**Data excerpts:**

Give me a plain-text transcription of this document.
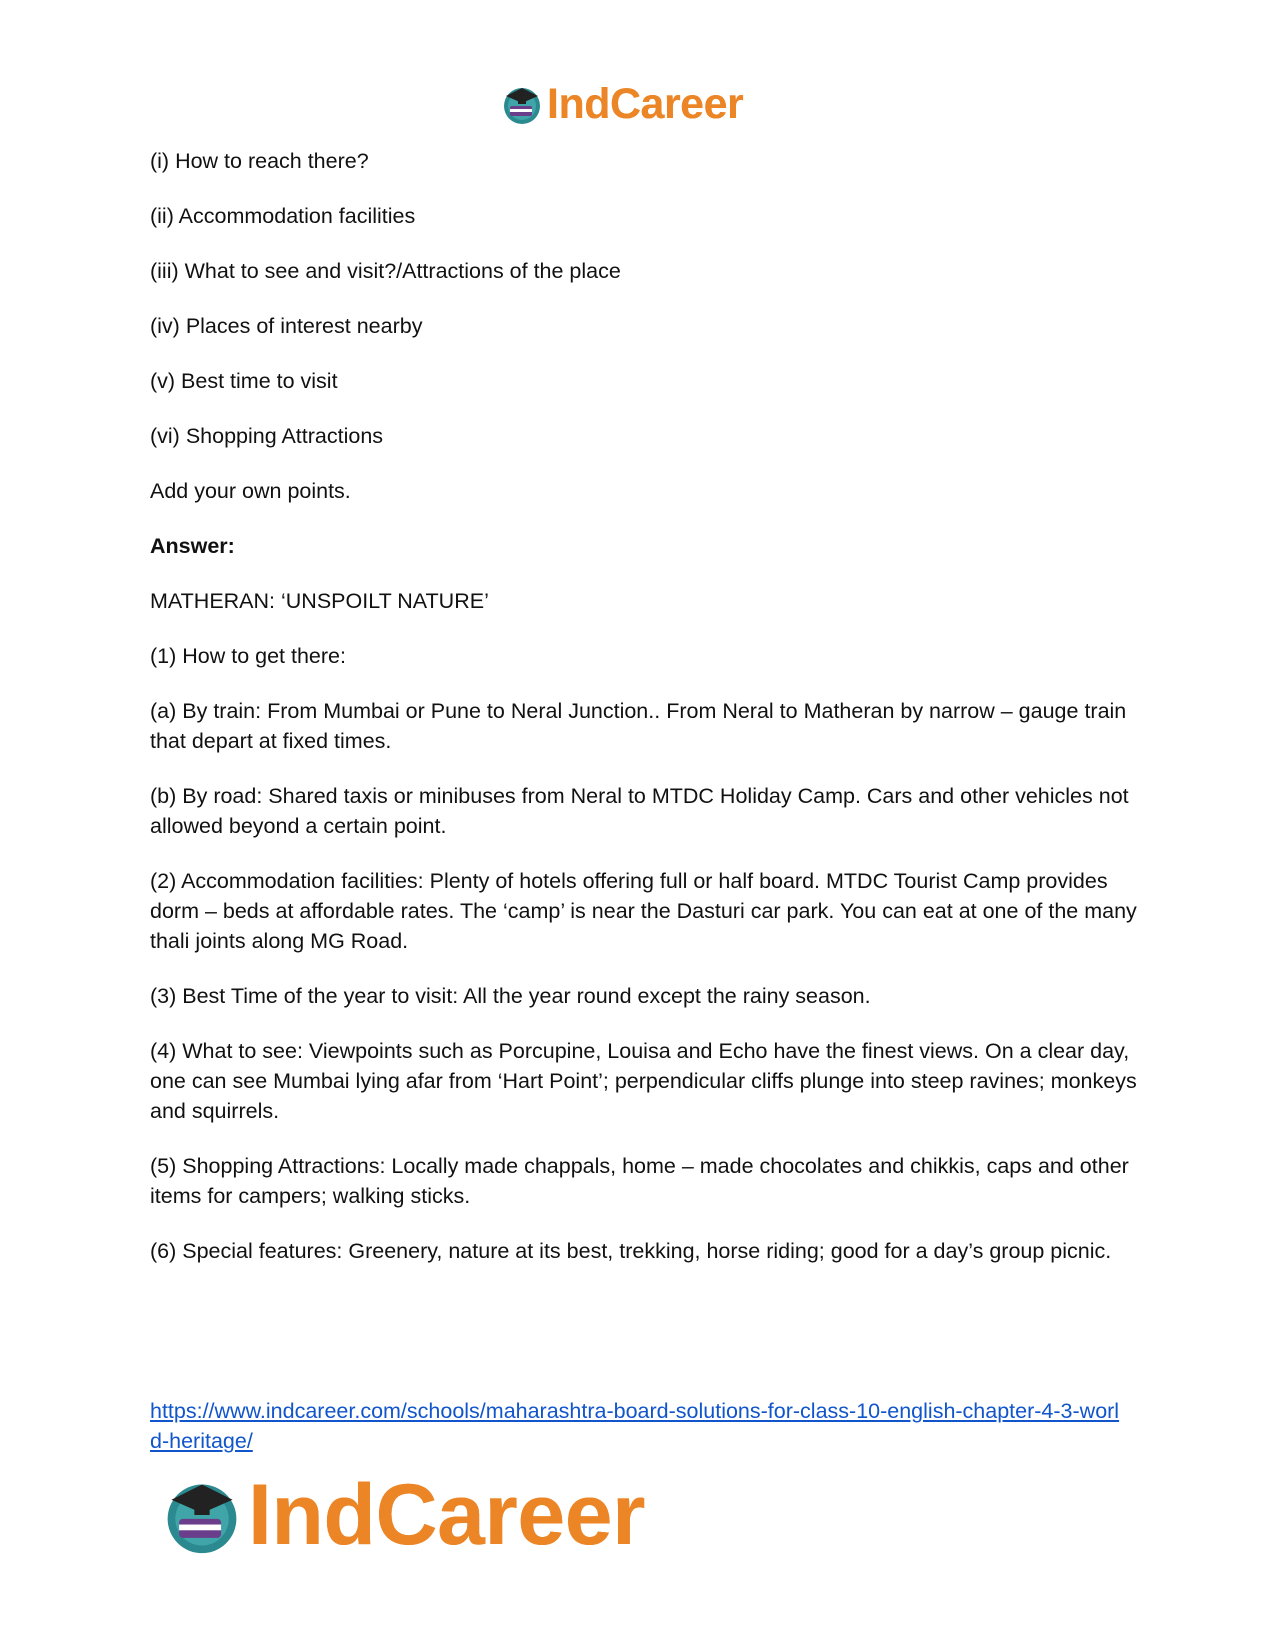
IndCareer

(i) How to reach there?

(ii) Accommodation facilities

(iii) What to see and visit?/Attractions of the place

(iv) Places of interest nearby

(v) Best time to visit

(vi) Shopping Attractions

Add your own points.

Answer:

MATHERAN: ‘UNSPOILT NATURE’

(1) How to get there:

(a) By train: From Mumbai or Pune to Neral Junction.. From Neral to Matheran by narrow – gauge train that depart at fixed times.

(b) By road: Shared taxis or minibuses from Neral to MTDC Holiday Camp. Cars and other vehicles not allowed beyond a certain point.

(2) Accommodation facilities: Plenty of hotels offering full or half board. MTDC Tourist Camp provides dorm – beds at affordable rates. The ‘camp’ is near the Dasturi car park. You can eat at one of the many thali joints along MG Road.

(3) Best Time of the year to visit: All the year round except the rainy season.

(4) What to see: Viewpoints such as Porcupine, Louisa and Echo have the finest views. On a clear day, one can see Mumbai lying afar from ‘Hart Point’; perpendicular cliffs plunge into steep ravines; monkeys and squirrels.

(5) Shopping Attractions: Locally made chappals, home – made chocolates and chikkis, caps and other items for campers; walking sticks.

(6) Special features: Greenery, nature at its best, trekking, horse riding; good for a day’s group picnic.

https://www.indcareer.com/schools/maharashtra-board-solutions-for-class-10-english-chapter-4-3-world-heritage/
IndCareer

**Task brief:**
From the data above, pick out each line containing "facilities" and copy it.

**Task response:**
(ii) Accommodation facilities
(2) Accommodation facilities: Plenty of hotels offering full or half board. MTDC Tourist Camp provides dorm – beds at affordable rates. The ‘camp’ is near the Dasturi car park. You can eat at one of the many thali joints along MG Road.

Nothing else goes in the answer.